┌────────

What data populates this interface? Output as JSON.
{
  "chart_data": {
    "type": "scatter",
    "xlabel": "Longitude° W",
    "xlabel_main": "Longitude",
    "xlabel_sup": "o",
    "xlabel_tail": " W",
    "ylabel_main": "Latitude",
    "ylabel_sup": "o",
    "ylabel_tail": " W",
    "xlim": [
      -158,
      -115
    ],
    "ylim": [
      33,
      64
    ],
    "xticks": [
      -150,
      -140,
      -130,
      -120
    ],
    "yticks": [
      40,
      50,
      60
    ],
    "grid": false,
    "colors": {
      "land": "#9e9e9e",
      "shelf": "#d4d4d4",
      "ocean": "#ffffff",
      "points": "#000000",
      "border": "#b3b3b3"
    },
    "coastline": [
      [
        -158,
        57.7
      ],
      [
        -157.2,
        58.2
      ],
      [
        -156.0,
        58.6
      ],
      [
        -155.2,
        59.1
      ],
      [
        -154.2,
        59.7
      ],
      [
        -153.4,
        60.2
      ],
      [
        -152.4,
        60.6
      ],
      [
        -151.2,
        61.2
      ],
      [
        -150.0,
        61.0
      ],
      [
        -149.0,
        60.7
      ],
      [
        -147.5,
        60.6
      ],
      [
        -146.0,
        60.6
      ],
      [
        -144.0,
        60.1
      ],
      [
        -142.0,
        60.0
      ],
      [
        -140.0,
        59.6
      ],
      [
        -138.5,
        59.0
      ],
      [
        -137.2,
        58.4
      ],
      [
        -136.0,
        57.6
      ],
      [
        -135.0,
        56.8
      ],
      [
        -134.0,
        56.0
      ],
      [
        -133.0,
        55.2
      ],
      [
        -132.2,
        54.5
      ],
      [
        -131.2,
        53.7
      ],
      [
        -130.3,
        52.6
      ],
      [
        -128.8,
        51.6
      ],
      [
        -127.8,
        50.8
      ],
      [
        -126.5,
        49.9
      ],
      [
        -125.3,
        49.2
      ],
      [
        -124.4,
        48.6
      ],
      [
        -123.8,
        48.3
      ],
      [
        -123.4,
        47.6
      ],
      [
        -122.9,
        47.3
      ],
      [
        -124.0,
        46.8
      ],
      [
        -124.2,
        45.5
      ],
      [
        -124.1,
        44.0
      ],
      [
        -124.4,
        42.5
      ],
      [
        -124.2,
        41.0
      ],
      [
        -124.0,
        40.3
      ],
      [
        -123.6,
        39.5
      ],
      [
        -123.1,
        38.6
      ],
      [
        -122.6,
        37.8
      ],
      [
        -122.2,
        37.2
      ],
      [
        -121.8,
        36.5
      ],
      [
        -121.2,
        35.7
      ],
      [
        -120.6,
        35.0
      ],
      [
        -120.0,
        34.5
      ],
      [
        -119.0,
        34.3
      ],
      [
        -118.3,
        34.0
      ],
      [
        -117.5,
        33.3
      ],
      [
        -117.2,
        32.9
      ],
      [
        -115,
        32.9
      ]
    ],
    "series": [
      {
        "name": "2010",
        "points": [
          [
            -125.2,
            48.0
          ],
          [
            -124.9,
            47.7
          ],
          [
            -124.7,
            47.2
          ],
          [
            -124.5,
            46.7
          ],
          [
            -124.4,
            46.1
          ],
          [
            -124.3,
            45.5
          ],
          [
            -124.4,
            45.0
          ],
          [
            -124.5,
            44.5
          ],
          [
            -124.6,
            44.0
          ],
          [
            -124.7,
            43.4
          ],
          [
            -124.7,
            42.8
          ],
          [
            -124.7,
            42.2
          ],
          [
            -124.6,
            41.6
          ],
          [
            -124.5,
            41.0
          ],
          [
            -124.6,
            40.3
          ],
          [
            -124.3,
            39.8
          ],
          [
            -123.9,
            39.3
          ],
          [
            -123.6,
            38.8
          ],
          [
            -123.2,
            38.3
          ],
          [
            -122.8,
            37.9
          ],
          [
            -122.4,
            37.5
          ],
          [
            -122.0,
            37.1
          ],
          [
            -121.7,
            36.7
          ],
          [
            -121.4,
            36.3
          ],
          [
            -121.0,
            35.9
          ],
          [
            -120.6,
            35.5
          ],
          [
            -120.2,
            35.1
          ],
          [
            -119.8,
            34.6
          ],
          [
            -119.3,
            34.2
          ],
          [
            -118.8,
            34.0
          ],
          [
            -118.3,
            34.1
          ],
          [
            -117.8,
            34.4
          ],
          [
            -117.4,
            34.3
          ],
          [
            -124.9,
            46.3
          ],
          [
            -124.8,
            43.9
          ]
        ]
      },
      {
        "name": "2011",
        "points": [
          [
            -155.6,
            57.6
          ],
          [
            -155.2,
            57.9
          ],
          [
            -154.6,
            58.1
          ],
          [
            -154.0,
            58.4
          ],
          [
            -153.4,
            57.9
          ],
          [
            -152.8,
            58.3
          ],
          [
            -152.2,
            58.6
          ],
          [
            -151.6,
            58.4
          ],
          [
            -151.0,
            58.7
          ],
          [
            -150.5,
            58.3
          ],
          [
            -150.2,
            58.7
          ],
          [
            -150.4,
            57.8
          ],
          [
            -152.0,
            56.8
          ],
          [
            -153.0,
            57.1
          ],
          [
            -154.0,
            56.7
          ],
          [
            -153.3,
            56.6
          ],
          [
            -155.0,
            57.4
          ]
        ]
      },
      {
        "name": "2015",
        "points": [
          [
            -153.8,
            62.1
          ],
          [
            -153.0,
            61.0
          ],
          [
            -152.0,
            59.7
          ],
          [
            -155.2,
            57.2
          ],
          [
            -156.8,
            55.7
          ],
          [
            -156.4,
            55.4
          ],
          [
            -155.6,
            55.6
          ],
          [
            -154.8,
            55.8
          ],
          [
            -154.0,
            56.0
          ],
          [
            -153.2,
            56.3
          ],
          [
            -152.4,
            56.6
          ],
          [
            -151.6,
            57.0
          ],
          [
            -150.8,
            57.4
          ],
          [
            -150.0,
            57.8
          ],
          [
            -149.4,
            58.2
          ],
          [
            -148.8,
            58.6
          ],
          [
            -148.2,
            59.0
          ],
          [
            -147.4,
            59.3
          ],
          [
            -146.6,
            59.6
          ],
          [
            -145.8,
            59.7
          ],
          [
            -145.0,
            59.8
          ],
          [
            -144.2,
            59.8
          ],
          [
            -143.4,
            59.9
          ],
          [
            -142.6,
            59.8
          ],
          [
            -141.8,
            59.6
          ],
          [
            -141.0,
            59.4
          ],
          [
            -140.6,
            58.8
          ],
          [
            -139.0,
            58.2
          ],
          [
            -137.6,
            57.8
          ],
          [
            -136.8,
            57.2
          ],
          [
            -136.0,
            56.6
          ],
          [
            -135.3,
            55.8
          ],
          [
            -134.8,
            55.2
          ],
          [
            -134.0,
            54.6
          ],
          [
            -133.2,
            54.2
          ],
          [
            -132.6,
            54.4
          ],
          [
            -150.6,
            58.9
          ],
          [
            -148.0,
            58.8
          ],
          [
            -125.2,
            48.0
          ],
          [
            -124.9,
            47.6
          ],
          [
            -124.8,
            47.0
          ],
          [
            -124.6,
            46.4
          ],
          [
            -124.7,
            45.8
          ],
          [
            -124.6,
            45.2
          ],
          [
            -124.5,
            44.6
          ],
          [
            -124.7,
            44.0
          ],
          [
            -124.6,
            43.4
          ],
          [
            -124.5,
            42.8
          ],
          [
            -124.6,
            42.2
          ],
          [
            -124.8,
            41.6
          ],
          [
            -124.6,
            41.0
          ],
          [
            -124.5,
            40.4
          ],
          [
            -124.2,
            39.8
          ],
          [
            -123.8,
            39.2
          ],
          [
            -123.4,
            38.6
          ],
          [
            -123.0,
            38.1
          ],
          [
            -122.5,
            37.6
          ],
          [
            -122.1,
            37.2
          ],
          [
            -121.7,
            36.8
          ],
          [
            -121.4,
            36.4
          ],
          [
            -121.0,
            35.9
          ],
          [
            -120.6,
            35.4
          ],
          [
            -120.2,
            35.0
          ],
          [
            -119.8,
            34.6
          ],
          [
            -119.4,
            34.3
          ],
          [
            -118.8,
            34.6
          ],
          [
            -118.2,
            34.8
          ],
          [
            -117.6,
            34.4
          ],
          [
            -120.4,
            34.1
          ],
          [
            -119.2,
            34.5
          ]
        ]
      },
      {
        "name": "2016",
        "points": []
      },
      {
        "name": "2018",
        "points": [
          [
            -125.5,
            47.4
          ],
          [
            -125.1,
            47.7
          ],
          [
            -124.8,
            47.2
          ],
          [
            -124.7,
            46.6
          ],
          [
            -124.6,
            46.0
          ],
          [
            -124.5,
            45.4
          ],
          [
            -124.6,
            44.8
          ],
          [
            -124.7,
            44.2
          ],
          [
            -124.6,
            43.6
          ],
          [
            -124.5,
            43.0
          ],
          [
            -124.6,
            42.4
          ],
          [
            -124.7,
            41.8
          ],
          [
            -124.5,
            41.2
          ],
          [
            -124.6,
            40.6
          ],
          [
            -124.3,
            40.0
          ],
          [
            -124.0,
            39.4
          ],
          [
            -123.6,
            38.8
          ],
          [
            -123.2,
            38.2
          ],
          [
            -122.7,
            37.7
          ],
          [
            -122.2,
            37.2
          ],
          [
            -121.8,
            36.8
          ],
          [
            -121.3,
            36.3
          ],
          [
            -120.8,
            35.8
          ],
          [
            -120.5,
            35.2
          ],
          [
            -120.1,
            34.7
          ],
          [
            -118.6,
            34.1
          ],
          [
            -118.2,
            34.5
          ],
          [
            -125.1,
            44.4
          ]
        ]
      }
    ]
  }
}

└────────

→ **Your instructions**
Copy out the lines that hold "Longitude".

→ **Task answer**
    "xlabel": "Longitude° W",
    "xlabel_main": "Longitude",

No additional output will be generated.